EXTRACTED MATERIAL —
------------------------------------------------------------
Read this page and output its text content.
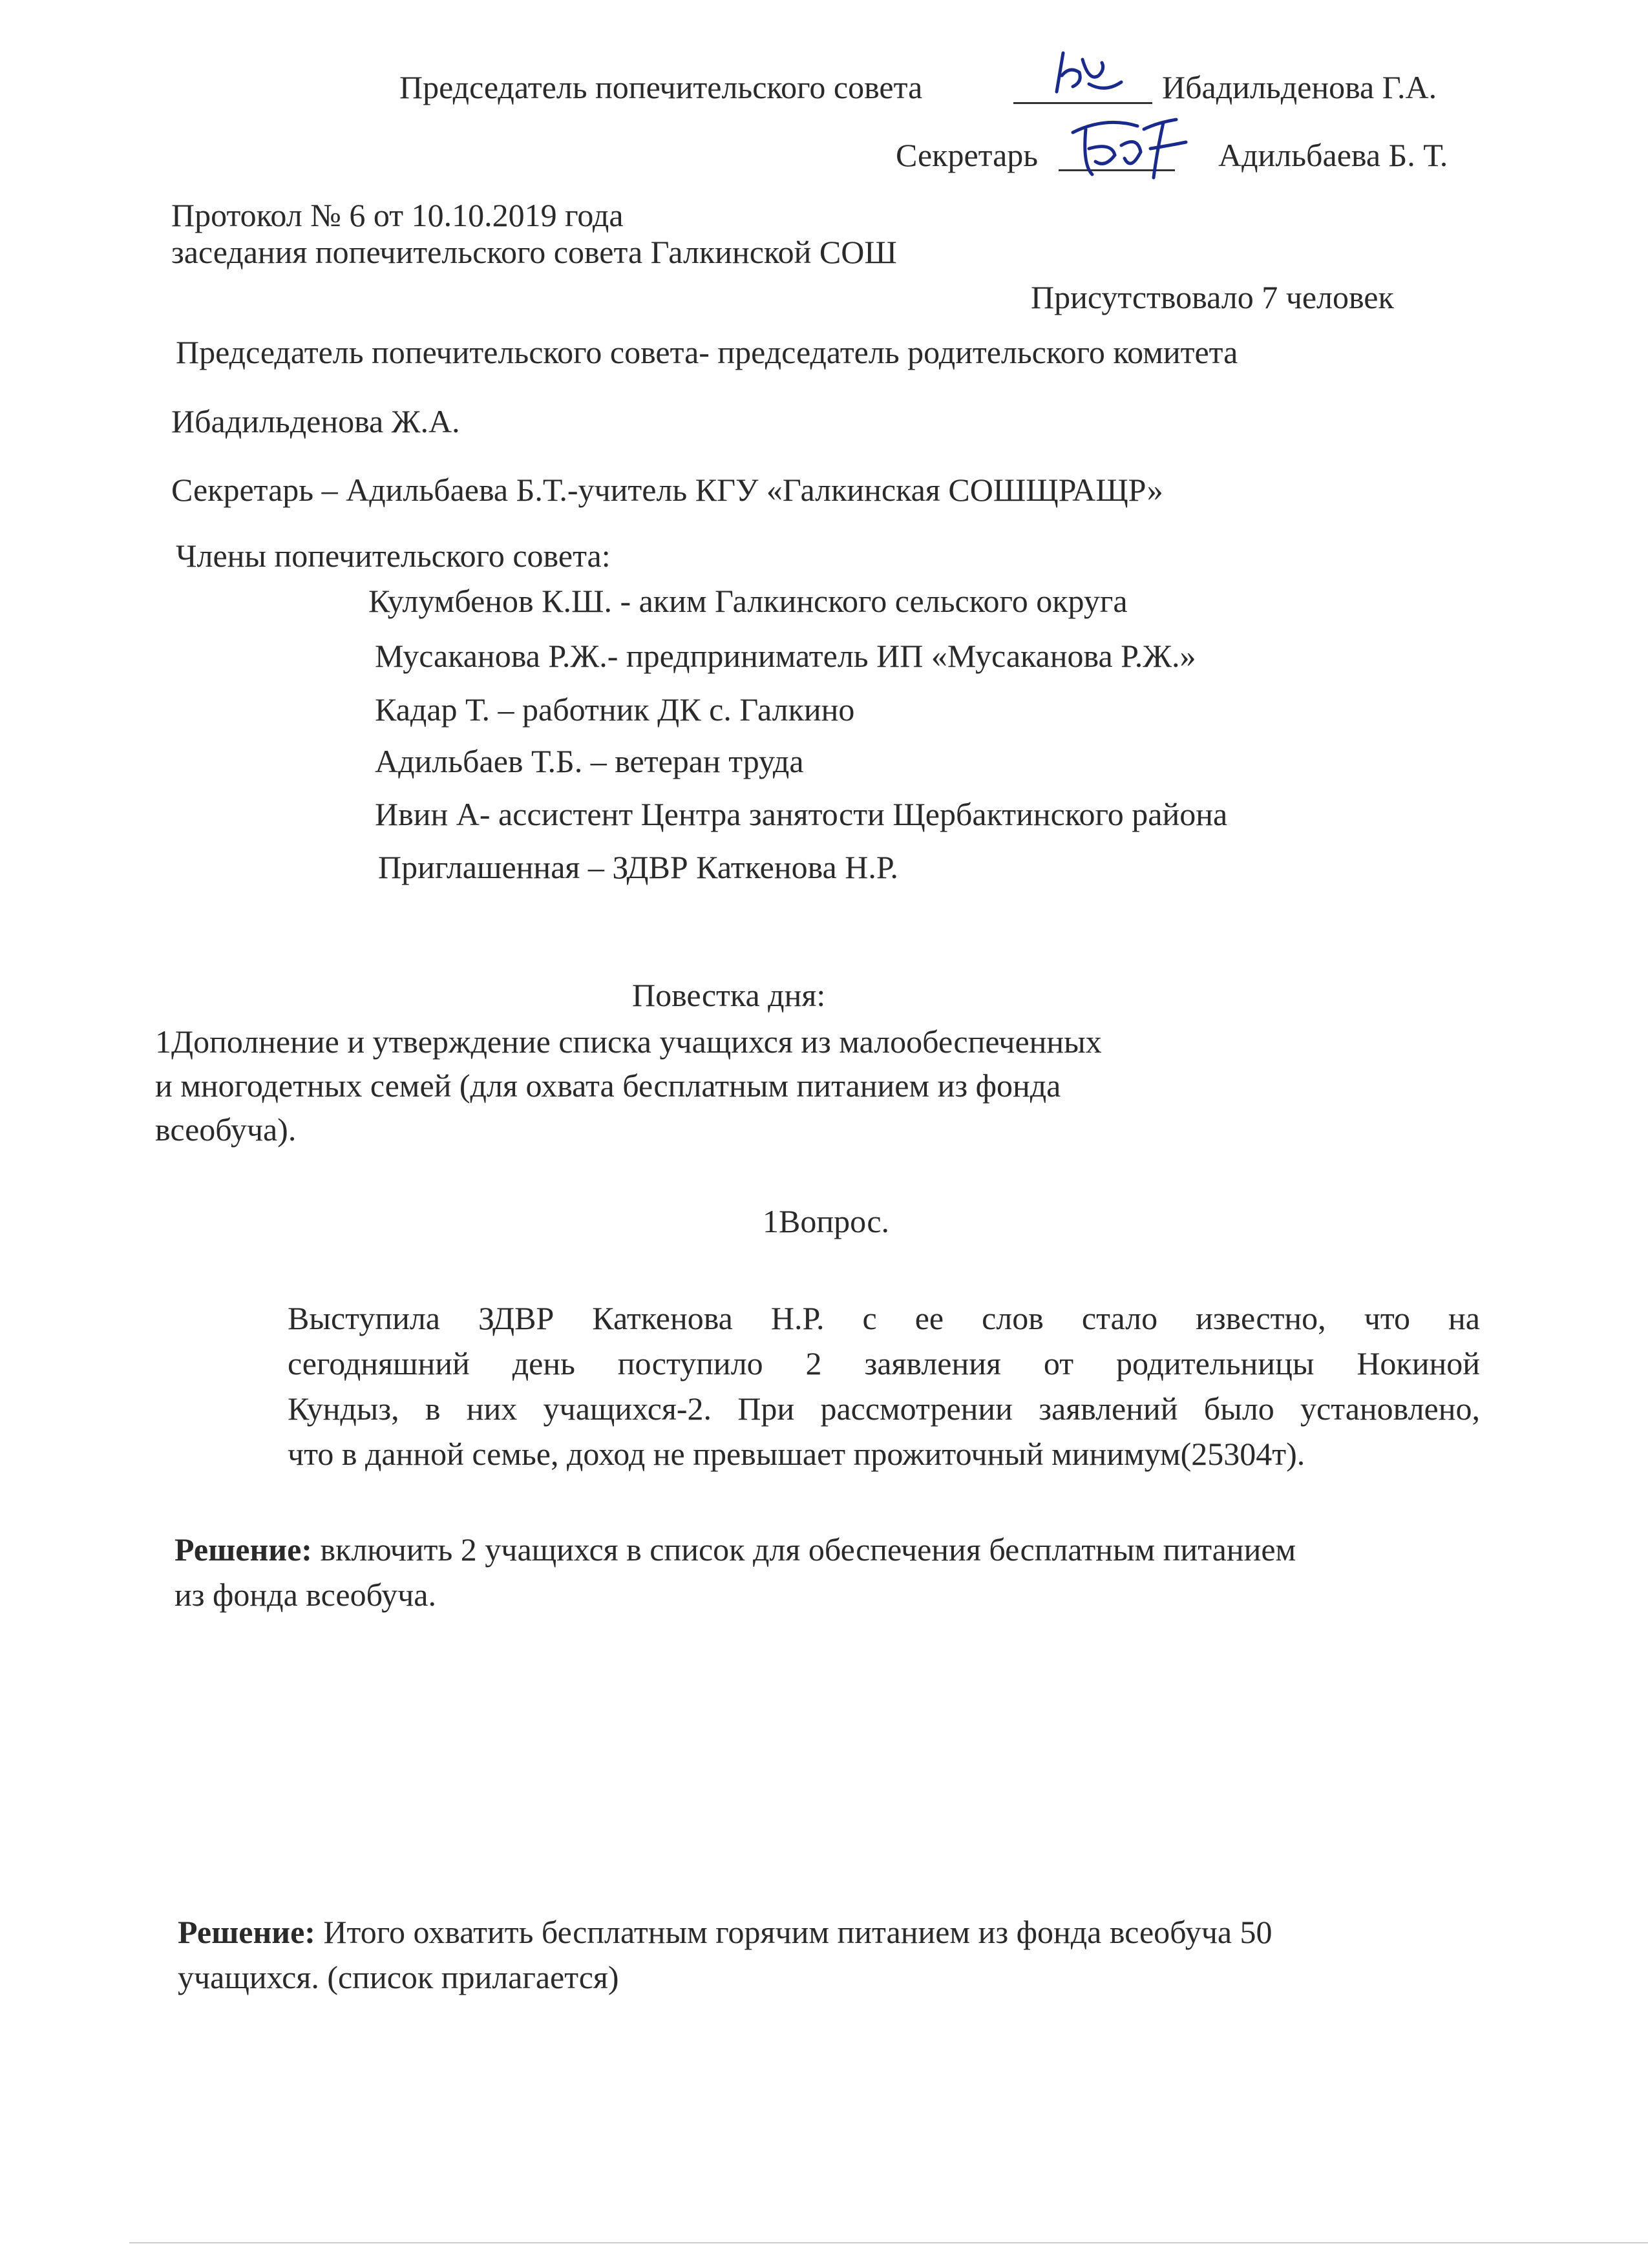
Председатель попечительского совета	Ибадильденова Г.А.
Секретарь	Адильбаева Б. Т.
Протокол № 6 от 10.10.2019 года
заседания попечительского совета Галкинской СОШ
Присутствовало 7 человек
Председатель попечительского совета- председатель родительского комитета
Ибадильденова Ж.А.
Секретарь – Адильбаева Б.Т.-учитель КГУ «Галкинская СОШЩРАЩР»
Члены попечительского совета:
Кулумбенов К.Ш. - аким Галкинского сельского округа
Мусаканова Р.Ж.- предприниматель ИП «Мусаканова Р.Ж.»
Кадар Т. – работник ДК с. Галкино
Адильбаев Т.Б. – ветеран труда
Ивин А- ассистент Центра занятости Щербактинского района
Приглашенная – ЗДВР Каткенова Н.Р.
Повестка дня:
1Дополнение и утверждение списка учащихся из малообеспеченных
и многодетных семей (для охвата бесплатным питанием из фонда
всеобуча).
1Вопрос.
Выступила ЗДВР Каткенова Н.Р. с ее слов стало известно, что на
сегодняшний день поступило 2 заявления от родительницы Нокиной
Кундыз, в них учащихся-2. При рассмотрении заявлений было установлено,
что в данной семье, доход не превышает прожиточный минимум(25304т).
Решение: включить 2 учащихся в список для обеспечения бесплатным питанием
из фонда всеобуча.
Решение: Итого охватить бесплатным горячим питанием из фонда всеобуча 50
учащихся. (список прилагается)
------------------------------------------------------------
Repeat the listing in full and exactly. Do not include any images.

OUTPUT OF THE EXERCISE —
Read this page and output its text content.
Председатель попечительского совета	Ибадильденова Г.А.
Секретарь	Адильбаева Б. Т.
Протокол № 6 от 10.10.2019 года
заседания попечительского совета Галкинской СОШ
Присутствовало 7 человек
Председатель попечительского совета- председатель родительского комитета
Ибадильденова Ж.А.
Секретарь – Адильбаева Б.Т.-учитель КГУ «Галкинская СОШЩРАЩР»
Члены попечительского совета:
Кулумбенов К.Ш. - аким Галкинского сельского округа
Мусаканова Р.Ж.- предприниматель ИП «Мусаканова Р.Ж.»
Кадар Т. – работник ДК с. Галкино
Адильбаев Т.Б. – ветеран труда
Ивин А- ассистент Центра занятости Щербактинского района
Приглашенная – ЗДВР Каткенова Н.Р.
Повестка дня:
1Дополнение и утверждение списка учащихся из малообеспеченных
и многодетных семей (для охвата бесплатным питанием из фонда
всеобуча).
1Вопрос.
Выступила ЗДВР Каткенова Н.Р. с ее слов стало известно, что на
сегодняшний день поступило 2 заявления от родительницы Нокиной
Кундыз, в них учащихся-2. При рассмотрении заявлений было установлено,
что в данной семье, доход не превышает прожиточный минимум(25304т).
Решение: включить 2 учащихся в список для обеспечения бесплатным питанием
из фонда всеобуча.
Решение: Итого охватить бесплатным горячим питанием из фонда всеобуча 50
учащихся. (список прилагается)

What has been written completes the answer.